* Given task:
Find the string "Resistivity" in the listing and report every line that has it.

(Data entries for graphics)
---

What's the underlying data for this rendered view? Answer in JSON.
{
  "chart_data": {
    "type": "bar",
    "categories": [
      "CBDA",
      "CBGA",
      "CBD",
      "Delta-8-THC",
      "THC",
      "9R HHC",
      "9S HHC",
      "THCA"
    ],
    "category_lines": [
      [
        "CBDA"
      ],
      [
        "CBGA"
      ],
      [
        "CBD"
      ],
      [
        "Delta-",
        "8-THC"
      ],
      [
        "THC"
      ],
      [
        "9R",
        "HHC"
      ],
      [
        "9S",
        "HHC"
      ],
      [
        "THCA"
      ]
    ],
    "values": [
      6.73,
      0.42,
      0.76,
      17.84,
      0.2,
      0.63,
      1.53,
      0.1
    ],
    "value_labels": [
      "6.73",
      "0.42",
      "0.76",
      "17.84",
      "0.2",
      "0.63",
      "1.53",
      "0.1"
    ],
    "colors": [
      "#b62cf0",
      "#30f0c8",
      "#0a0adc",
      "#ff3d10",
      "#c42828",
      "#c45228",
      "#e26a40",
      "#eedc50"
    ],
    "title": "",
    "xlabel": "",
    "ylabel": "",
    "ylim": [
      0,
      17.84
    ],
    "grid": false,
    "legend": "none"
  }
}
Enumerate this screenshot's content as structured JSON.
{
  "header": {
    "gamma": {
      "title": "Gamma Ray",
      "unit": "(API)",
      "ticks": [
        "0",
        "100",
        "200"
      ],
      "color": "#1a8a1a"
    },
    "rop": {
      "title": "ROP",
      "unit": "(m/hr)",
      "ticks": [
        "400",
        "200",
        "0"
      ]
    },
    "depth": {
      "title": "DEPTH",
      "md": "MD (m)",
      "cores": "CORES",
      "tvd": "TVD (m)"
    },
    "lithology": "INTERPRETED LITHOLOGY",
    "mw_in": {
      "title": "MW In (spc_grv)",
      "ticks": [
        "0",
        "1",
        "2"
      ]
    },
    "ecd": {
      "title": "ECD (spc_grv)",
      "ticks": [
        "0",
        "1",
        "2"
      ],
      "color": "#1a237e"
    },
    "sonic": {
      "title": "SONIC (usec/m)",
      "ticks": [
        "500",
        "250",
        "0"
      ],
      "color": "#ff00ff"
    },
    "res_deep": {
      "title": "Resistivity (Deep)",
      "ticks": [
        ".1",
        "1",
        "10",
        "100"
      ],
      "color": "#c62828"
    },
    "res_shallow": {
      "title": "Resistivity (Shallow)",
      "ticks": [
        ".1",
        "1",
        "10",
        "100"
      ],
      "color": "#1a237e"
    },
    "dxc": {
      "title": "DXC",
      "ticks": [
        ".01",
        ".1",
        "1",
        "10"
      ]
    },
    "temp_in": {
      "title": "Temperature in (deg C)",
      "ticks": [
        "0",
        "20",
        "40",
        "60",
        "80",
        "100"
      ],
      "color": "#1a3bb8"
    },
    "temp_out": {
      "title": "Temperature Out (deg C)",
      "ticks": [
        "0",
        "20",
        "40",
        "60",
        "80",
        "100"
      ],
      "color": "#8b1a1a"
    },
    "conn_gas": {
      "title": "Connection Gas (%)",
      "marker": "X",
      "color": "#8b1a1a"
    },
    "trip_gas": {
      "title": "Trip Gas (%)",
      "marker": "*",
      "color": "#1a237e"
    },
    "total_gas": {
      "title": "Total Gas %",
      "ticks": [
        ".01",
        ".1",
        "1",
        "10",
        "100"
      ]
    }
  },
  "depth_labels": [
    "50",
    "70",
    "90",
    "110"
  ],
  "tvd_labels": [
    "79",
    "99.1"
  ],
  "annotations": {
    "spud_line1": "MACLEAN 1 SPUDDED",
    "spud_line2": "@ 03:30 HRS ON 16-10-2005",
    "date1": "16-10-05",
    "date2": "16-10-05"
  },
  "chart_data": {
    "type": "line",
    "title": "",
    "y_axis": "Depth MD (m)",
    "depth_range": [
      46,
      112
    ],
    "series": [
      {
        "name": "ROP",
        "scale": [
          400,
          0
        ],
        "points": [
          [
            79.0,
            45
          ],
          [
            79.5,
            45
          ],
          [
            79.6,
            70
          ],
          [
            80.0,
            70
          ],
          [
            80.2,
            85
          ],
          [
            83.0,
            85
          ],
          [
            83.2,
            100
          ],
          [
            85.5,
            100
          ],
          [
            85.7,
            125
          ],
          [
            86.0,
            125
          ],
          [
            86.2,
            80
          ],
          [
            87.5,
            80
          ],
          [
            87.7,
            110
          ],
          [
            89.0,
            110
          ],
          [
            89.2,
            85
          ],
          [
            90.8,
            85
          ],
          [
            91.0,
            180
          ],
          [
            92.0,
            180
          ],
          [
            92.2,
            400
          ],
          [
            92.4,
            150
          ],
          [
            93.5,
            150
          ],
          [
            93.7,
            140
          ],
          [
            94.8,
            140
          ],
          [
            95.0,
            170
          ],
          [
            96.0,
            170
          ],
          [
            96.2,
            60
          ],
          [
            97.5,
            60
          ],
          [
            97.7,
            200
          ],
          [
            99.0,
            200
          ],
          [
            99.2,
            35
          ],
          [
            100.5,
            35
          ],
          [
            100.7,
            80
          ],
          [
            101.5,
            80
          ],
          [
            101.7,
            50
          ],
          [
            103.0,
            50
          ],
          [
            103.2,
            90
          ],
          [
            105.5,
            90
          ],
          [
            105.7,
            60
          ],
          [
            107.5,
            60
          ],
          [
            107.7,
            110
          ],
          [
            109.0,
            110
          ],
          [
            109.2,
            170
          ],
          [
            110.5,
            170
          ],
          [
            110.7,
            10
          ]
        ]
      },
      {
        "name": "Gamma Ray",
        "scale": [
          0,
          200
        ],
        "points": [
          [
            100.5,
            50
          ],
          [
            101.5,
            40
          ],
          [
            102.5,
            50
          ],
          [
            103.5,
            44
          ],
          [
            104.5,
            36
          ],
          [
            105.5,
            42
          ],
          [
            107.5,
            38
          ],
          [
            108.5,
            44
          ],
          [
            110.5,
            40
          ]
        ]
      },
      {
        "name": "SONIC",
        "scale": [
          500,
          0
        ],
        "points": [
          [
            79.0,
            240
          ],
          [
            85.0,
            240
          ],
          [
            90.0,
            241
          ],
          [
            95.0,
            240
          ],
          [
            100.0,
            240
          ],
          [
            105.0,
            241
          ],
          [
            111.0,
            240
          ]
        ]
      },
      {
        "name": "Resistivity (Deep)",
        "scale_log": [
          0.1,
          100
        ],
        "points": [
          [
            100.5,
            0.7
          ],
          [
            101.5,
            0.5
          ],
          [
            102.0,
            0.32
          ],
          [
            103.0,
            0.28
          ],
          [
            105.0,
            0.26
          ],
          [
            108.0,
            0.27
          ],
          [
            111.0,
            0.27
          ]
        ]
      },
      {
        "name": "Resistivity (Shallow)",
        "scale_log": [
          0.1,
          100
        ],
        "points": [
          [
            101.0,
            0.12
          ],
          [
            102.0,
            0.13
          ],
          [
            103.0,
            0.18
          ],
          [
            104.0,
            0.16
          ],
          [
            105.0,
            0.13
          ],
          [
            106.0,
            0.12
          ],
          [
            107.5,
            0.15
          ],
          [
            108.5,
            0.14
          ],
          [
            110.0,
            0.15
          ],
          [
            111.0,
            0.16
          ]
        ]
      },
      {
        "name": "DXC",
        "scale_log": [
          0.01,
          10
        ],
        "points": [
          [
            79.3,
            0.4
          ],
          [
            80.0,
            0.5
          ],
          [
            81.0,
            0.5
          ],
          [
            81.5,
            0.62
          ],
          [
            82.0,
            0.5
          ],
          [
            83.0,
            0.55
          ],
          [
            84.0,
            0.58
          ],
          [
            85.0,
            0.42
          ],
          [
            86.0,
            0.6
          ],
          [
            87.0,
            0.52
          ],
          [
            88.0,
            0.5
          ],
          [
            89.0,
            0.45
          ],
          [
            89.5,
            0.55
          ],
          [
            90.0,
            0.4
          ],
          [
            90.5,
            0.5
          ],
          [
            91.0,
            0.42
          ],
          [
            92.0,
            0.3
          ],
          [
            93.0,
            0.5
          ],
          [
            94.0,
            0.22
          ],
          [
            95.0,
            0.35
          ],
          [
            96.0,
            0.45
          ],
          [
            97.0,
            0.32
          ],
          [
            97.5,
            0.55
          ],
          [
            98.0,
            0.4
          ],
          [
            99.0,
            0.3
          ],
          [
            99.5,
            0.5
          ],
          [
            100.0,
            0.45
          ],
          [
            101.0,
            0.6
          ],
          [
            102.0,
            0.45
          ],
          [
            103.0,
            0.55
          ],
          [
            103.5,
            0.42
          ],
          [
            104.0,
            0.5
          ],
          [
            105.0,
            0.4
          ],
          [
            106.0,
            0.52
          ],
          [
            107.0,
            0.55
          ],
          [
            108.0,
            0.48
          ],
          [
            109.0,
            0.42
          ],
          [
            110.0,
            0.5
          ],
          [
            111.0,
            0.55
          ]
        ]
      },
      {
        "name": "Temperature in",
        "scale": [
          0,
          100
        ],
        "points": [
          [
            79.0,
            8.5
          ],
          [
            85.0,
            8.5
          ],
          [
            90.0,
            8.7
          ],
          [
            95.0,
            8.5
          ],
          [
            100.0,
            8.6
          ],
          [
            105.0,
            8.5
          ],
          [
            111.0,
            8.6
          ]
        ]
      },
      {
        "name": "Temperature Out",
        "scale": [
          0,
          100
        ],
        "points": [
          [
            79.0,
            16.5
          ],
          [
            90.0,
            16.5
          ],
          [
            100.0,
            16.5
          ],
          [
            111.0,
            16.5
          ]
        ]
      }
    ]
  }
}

---

* Output for this task:
      "title": "Resistivity (Deep)",
      "title": "Resistivity (Shallow)",
        "name": "Resistivity (Deep)",
        "name": "Resistivity (Shallow)",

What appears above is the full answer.